** START Supplied data **
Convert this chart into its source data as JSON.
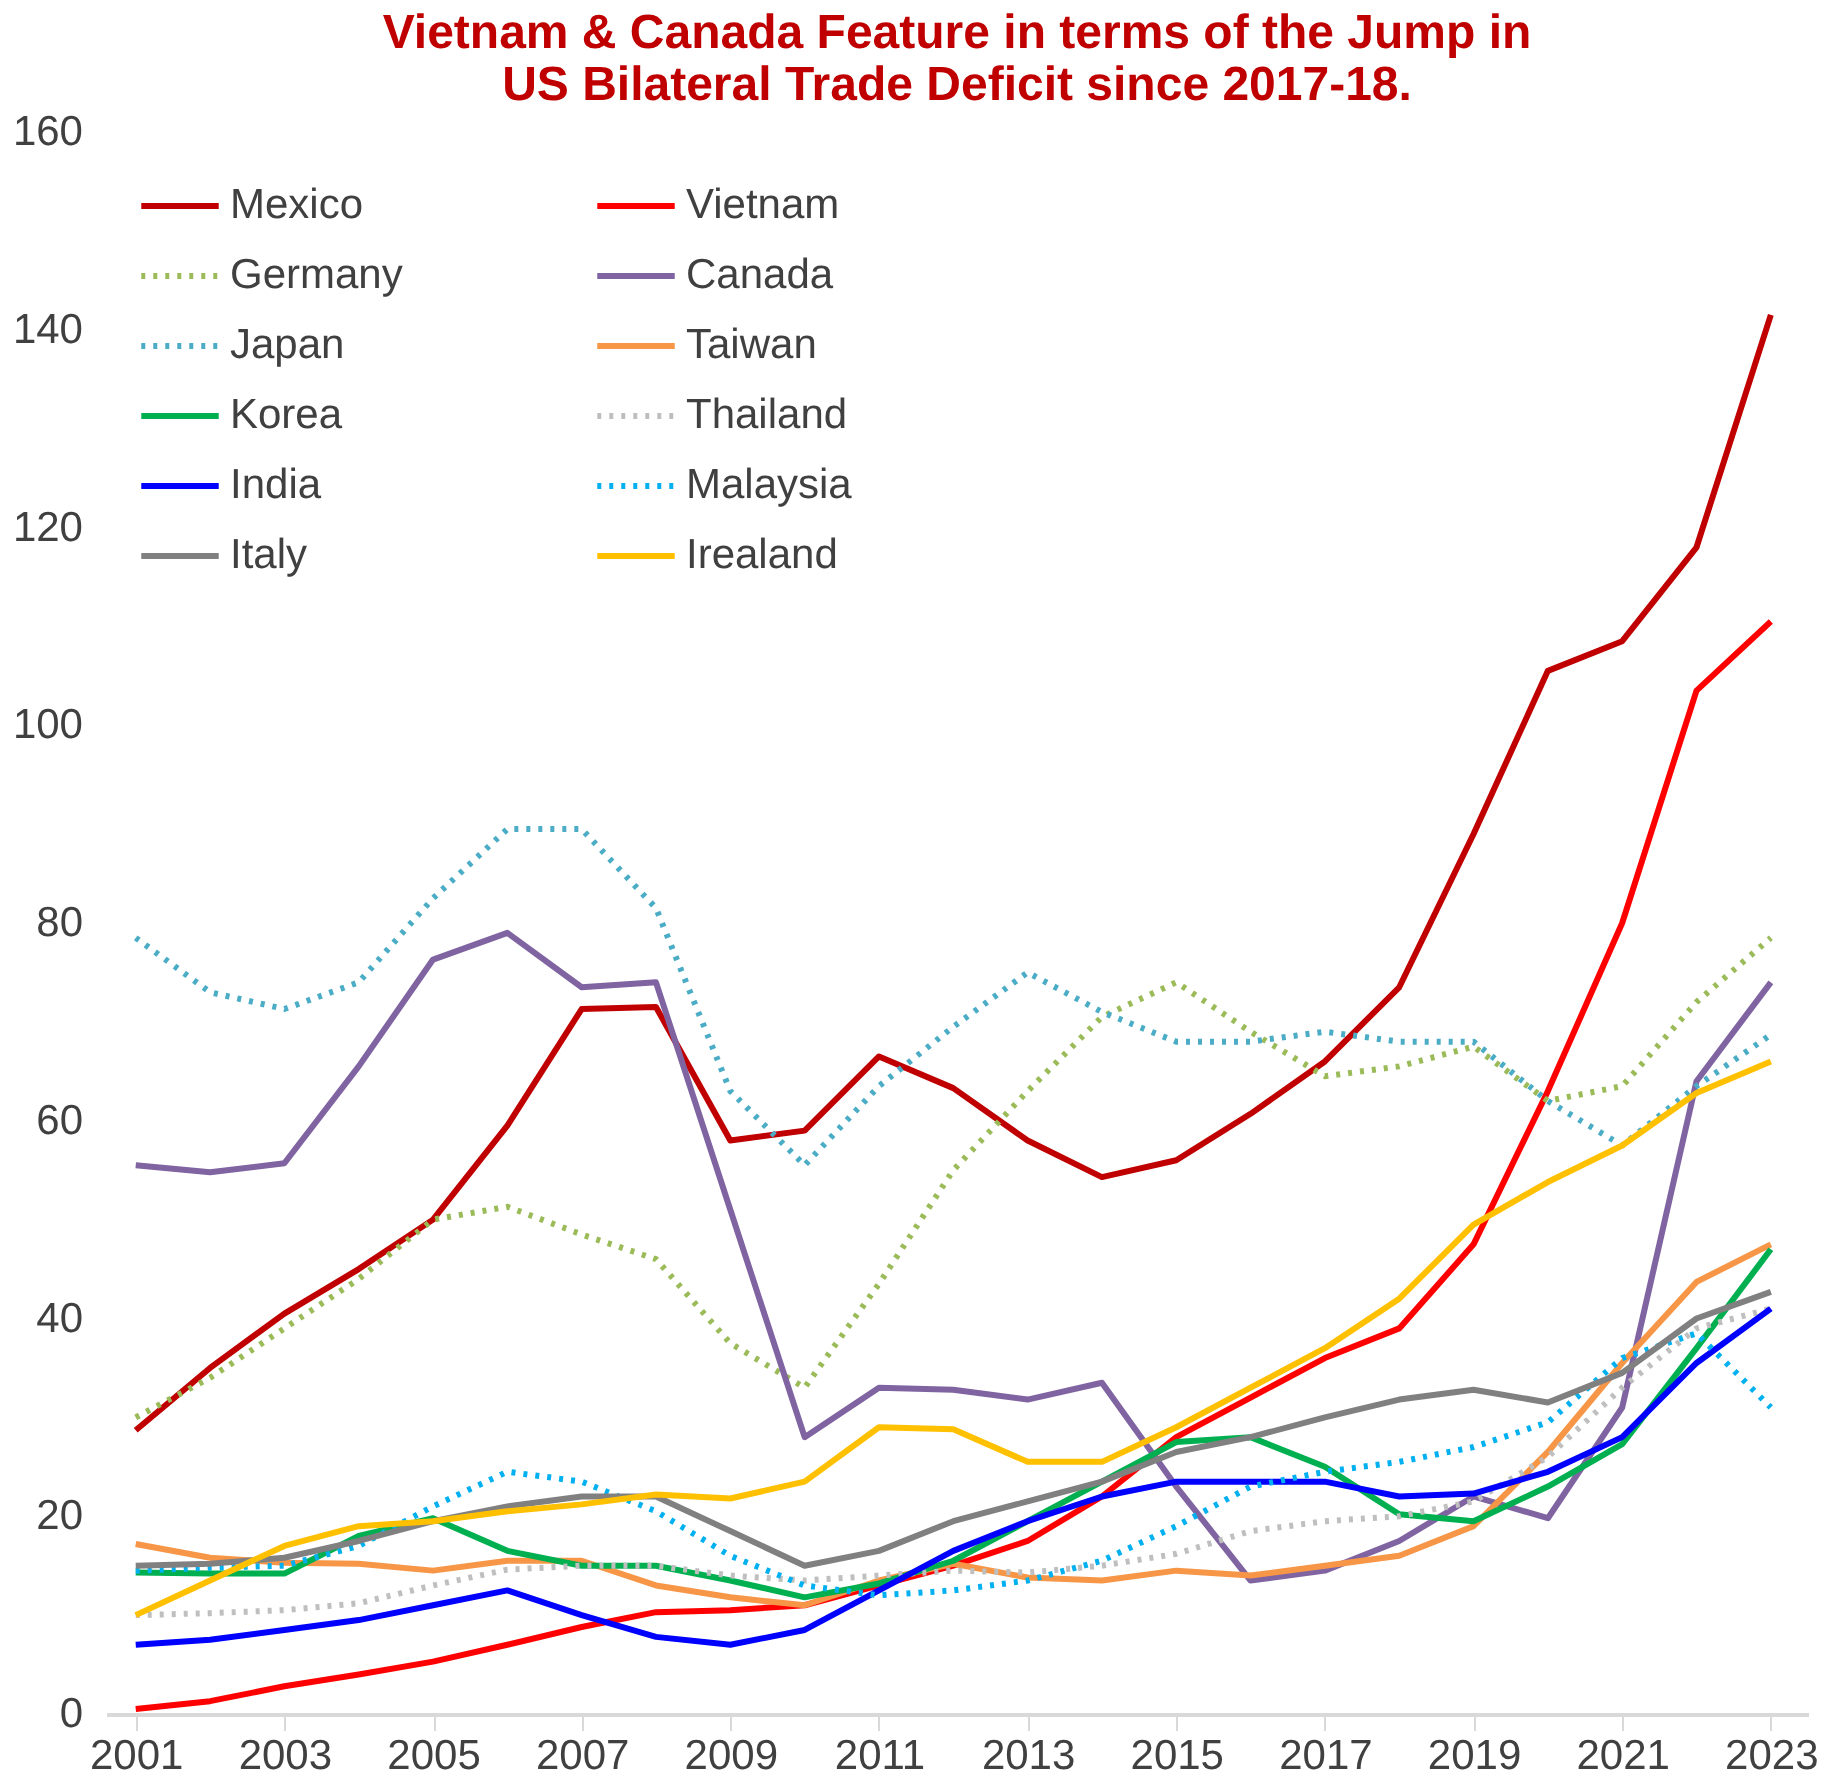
{
  "chart_data": {
    "type": "line",
    "title": [
      "Vietnam & Canada Feature in terms of the Jump in",
      "US Bilateral Trade Deficit since 2017-18."
    ],
    "x": [
      2001,
      2002,
      2003,
      2004,
      2005,
      2006,
      2007,
      2008,
      2009,
      2010,
      2011,
      2012,
      2013,
      2014,
      2015,
      2016,
      2017,
      2018,
      2019,
      2020,
      2021,
      2022,
      2023
    ],
    "xlim": [
      2000.6,
      2023.5
    ],
    "xticks": [
      2001,
      2003,
      2005,
      2007,
      2009,
      2011,
      2013,
      2015,
      2017,
      2019,
      2021,
      2023
    ],
    "ylim": [
      0,
      160
    ],
    "yticks": [
      0,
      20,
      40,
      60,
      80,
      100,
      120,
      140,
      160
    ],
    "grid": false,
    "legend": "top left",
    "marker": "none",
    "series": [
      {
        "name": "Mexico",
        "color": "#c00000",
        "line_style": "solid",
        "values": [
          28.7,
          35,
          40.5,
          45,
          50,
          59.5,
          71.3,
          71.5,
          58,
          59,
          66.5,
          63.3,
          58,
          54.3,
          56,
          60.7,
          66,
          73.5,
          89,
          105.5,
          108.5,
          118,
          141.5
        ]
      },
      {
        "name": "Vietnam",
        "color": "#ff0000",
        "line_style": "solid",
        "values": [
          0.5,
          1.3,
          2.8,
          4,
          5.3,
          7,
          8.8,
          10.3,
          10.5,
          11,
          13,
          15,
          17.5,
          22,
          28,
          32,
          36,
          39,
          47.5,
          63,
          80,
          103.5,
          110.5
        ]
      },
      {
        "name": "Germany",
        "color": "#9bbb59",
        "line_style": "dotted",
        "values": [
          30,
          34,
          39,
          44,
          50,
          51.3,
          48.5,
          46,
          37.5,
          33,
          43.5,
          55,
          63,
          70.5,
          74,
          69,
          64.5,
          65.5,
          67.5,
          62,
          63.5,
          72,
          78.5
        ]
      },
      {
        "name": "Canada",
        "color": "#8064a2",
        "line_style": "solid",
        "values": [
          55.5,
          54.8,
          55.7,
          65.5,
          76.3,
          79,
          73.5,
          74,
          51,
          28,
          33,
          32.8,
          31.8,
          33.5,
          23,
          13.5,
          14.5,
          17.5,
          22,
          19.8,
          31,
          64,
          74
        ]
      },
      {
        "name": "Japan",
        "color": "#4bacc6",
        "line_style": "dotted",
        "values": [
          78.5,
          73,
          71.3,
          74,
          82.5,
          89.5,
          89.5,
          81.5,
          63,
          55.5,
          63.5,
          69.5,
          75,
          71,
          68,
          68,
          69,
          68,
          68,
          62,
          57.5,
          63.5,
          68.7
        ]
      },
      {
        "name": "Taiwan",
        "color": "#f79646",
        "line_style": "solid",
        "values": [
          17.2,
          15.8,
          15.3,
          15.2,
          14.5,
          15.5,
          15.5,
          13,
          11.8,
          11,
          13.5,
          15.2,
          13.8,
          13.5,
          14.5,
          14,
          15,
          16,
          19,
          26.5,
          35.5,
          43.7,
          47.5
        ]
      },
      {
        "name": "Korea",
        "color": "#00b050",
        "line_style": "solid",
        "values": [
          14.3,
          14.2,
          14.2,
          18,
          19.8,
          16.5,
          15,
          15,
          13.5,
          11.8,
          13.2,
          15.5,
          19.5,
          23.5,
          27.5,
          28,
          25,
          20.2,
          19.5,
          23,
          27.3,
          37,
          47
        ]
      },
      {
        "name": "Thailand",
        "color": "#bfbfbf",
        "line_style": "dotted",
        "values": [
          10,
          10.2,
          10.5,
          11.2,
          13,
          14.6,
          15,
          15,
          14,
          13.5,
          14,
          14.5,
          14.3,
          15,
          16.2,
          18.5,
          19.5,
          20,
          21.5,
          26,
          33,
          39,
          41
        ]
      },
      {
        "name": "India",
        "color": "#0000ff",
        "line_style": "solid",
        "values": [
          7,
          7.5,
          8.5,
          9.5,
          11,
          12.5,
          10,
          7.8,
          7,
          8.5,
          12.5,
          16.5,
          19.5,
          22,
          23.5,
          23.5,
          23.5,
          22,
          22.3,
          24.5,
          28,
          35.5,
          41
        ]
      },
      {
        "name": "Malaysia",
        "color": "#00b0f0",
        "line_style": "dotted",
        "values": [
          14.5,
          14.8,
          15,
          17,
          21,
          24.5,
          23.5,
          20.5,
          16,
          13,
          12,
          12.5,
          13.5,
          15.5,
          19,
          23,
          24.5,
          25.5,
          27,
          29.5,
          36,
          38.5,
          31
        ]
      },
      {
        "name": "Italy",
        "color": "#808080",
        "line_style": "solid",
        "values": [
          15,
          15.2,
          15.8,
          17.5,
          19.5,
          21,
          22,
          22,
          18.5,
          15,
          16.5,
          19.5,
          21.5,
          23.5,
          26.5,
          28,
          30,
          31.8,
          32.8,
          31.5,
          34.5,
          40,
          42.7
        ]
      },
      {
        "name": "Irealand",
        "color": "#ffc000",
        "line_style": "solid",
        "values": [
          10,
          13.5,
          17,
          19,
          19.5,
          20.5,
          21.2,
          22.2,
          21.8,
          23.5,
          29,
          28.8,
          25.5,
          25.5,
          29,
          33,
          37,
          42,
          49.5,
          53.8,
          57.5,
          62.8,
          66
        ]
      }
    ]
  }
}
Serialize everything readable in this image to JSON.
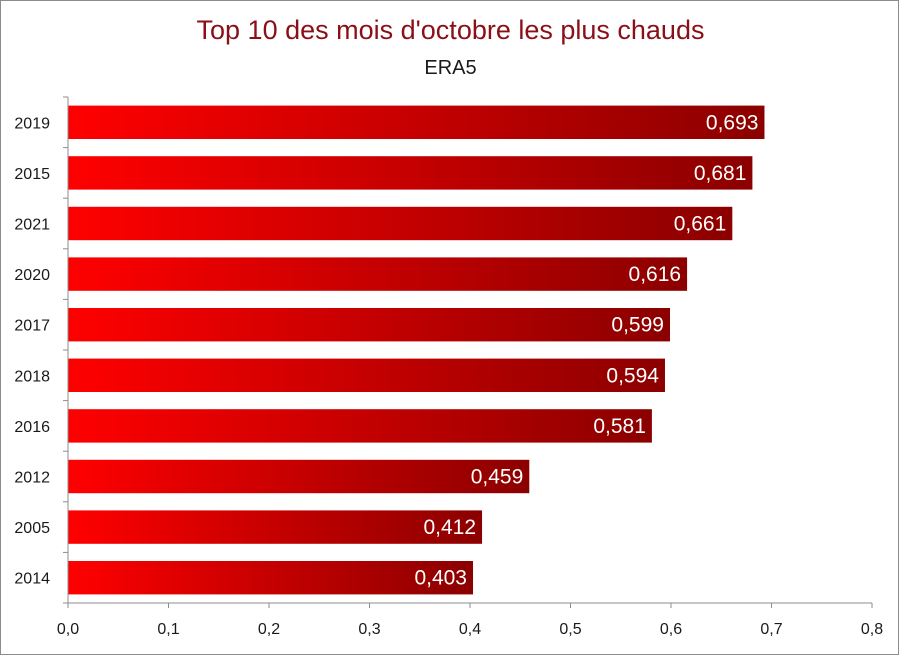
** END Supplied data **
Search the lines above for the string "Vietnam", then show every one that has it.

■ Output below ■
      "Vietnam & Canada Feature in terms of the Jump in",
        "name": "Vietnam",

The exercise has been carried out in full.